### TEXT SEGMENT
** start **

View Full Version : Bellows correction with tele-photo?

Drew Bedo

22-Apr-2014, 06:16

I have a Wollensak 15' telephoto that I have not really used much. Infinity focus is at ~12". How is the correction for bellows extension made for this type of lens?

In the field, I have been measuring lens to film plane distances from the diaphragm for my other lenses . . .works pretty well. Where should measurements be taken from when using this telephoto?

ic-racer

22-Apr-2014, 06:23

I have a Wollensak 15' telephoto that I have not really used much. Infinity focus is at ~12". How is the correction for bellows extension made for this type of lens?

In the field, I have been measuring lens to film plane distances from the diaphragm for my other lenses . . .works pretty well. Where should measurements be taken from when using this telephoto?

http://www.brucebarrett.com/bellows.ps

Drew Bedo

22-Apr-2014, 11:24

Link won't work.

djdister

22-Apr-2014, 11:32

Link won't work.

It was a postscript file - I converted it with Adobe Distiller, so here it is in PDF.

** end **

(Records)
** start **

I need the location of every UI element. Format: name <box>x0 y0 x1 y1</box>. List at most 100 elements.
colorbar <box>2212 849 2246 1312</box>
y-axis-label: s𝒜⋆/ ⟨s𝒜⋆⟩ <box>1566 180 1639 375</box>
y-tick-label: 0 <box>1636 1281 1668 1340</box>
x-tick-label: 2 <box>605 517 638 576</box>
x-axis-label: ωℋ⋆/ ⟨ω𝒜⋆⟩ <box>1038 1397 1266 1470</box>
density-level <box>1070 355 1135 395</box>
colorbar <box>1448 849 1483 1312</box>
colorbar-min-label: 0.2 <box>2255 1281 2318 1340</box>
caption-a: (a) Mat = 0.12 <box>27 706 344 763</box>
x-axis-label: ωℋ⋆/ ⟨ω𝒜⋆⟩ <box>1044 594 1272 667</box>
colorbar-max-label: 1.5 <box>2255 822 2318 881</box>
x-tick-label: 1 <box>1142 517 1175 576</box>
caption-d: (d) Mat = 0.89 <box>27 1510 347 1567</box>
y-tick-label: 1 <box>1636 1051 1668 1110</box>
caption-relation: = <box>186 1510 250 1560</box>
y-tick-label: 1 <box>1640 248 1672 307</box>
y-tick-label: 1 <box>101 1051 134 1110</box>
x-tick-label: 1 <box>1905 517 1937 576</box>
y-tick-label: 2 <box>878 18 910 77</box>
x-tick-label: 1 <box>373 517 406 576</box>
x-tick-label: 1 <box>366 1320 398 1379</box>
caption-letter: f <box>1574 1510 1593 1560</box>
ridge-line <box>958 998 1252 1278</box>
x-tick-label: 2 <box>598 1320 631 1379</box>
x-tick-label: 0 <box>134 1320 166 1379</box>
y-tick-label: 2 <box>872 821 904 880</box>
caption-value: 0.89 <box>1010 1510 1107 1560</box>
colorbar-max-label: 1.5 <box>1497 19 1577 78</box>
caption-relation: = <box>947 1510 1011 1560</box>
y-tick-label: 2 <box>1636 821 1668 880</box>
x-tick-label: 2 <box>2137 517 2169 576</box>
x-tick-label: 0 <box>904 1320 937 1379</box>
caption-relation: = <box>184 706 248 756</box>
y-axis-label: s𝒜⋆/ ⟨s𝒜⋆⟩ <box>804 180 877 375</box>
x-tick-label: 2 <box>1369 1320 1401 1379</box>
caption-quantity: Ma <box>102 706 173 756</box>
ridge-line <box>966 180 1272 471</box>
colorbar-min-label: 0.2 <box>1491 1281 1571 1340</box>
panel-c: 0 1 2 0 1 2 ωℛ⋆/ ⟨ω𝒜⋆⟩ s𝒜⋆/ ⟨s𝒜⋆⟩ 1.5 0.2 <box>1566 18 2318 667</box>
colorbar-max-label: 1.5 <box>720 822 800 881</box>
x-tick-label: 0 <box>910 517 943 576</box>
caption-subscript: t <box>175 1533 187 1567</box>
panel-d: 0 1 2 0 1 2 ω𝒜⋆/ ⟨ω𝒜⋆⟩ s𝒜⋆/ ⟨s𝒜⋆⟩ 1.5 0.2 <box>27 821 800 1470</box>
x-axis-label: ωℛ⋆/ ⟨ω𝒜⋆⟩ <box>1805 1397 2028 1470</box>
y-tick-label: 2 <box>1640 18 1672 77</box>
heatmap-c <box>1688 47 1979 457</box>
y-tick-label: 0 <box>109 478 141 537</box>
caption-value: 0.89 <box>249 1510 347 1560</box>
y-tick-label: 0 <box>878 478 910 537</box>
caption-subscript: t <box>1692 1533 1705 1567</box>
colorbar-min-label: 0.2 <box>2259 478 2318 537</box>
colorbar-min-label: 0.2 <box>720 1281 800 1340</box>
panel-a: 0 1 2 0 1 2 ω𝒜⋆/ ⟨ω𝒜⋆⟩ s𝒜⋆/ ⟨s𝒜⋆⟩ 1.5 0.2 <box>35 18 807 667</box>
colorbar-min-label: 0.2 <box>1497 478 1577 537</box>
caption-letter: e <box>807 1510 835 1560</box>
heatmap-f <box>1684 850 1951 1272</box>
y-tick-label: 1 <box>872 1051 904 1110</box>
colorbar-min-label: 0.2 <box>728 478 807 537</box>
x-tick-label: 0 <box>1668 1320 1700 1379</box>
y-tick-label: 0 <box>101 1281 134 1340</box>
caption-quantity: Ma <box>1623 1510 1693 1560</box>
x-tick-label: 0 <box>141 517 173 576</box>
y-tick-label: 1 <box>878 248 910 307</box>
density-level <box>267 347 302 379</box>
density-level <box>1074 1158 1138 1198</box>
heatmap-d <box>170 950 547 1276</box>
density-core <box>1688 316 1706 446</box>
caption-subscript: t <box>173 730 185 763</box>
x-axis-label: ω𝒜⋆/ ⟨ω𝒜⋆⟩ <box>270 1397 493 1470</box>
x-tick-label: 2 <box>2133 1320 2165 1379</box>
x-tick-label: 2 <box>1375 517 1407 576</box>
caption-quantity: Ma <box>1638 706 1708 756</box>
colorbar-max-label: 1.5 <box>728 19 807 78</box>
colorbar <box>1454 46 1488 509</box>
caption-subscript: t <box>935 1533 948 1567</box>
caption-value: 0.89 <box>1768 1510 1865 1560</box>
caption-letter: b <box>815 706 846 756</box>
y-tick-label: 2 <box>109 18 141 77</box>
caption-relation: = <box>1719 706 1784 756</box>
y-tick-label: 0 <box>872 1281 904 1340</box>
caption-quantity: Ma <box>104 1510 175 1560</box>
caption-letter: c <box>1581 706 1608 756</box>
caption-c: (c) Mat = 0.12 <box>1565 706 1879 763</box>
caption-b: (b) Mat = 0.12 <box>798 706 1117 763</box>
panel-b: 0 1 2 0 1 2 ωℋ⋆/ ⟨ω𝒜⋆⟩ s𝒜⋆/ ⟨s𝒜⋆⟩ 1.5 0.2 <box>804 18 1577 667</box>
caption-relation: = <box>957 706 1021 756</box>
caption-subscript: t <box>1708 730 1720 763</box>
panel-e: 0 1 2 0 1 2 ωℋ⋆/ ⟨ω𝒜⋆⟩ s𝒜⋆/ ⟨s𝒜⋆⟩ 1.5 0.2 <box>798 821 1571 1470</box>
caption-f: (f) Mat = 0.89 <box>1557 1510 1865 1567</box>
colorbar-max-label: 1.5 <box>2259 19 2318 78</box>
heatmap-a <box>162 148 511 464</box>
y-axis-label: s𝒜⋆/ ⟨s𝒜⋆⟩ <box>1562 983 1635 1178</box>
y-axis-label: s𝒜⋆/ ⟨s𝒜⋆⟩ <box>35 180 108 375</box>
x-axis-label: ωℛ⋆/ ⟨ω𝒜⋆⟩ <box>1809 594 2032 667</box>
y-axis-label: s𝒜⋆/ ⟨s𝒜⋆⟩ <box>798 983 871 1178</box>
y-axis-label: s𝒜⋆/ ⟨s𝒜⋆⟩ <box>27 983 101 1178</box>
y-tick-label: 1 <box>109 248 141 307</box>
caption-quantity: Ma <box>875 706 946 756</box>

** end **

### GOALS
[1] Would you print the part of the forum thread between "22-Apr-2014, 11:24" and "it is in PDF.", inclusive?
[2] Can you output the records from their first line through the line holding "x-axis-label: ωℋ⋆/ ⟨ω𝒜⋆⟩ <box>1038", inclusive, keeping every line the same?
The forum thread and the records are two separate bodies of material.

### ANSWERS FOR THIS EXERCISE
[1]
22-Apr-2014, 11:24

Link won't work.

djdister

22-Apr-2014, 11:32

Link won't work.

It was a postscript file - I converted it with Adobe Distiller, so here it is in PDF.

[2]
I need the location of every UI element. Format: name <box>x0 y0 x1 y1</box>. List at most 100 elements.
colorbar <box>2212 849 2246 1312</box>
y-axis-label: s𝒜⋆/ ⟨s𝒜⋆⟩ <box>1566 180 1639 375</box>
y-tick-label: 0 <box>1636 1281 1668 1340</box>
x-tick-label: 2 <box>605 517 638 576</box>
x-axis-label: ωℋ⋆/ ⟨ω𝒜⋆⟩ <box>1038 1397 1266 1470</box>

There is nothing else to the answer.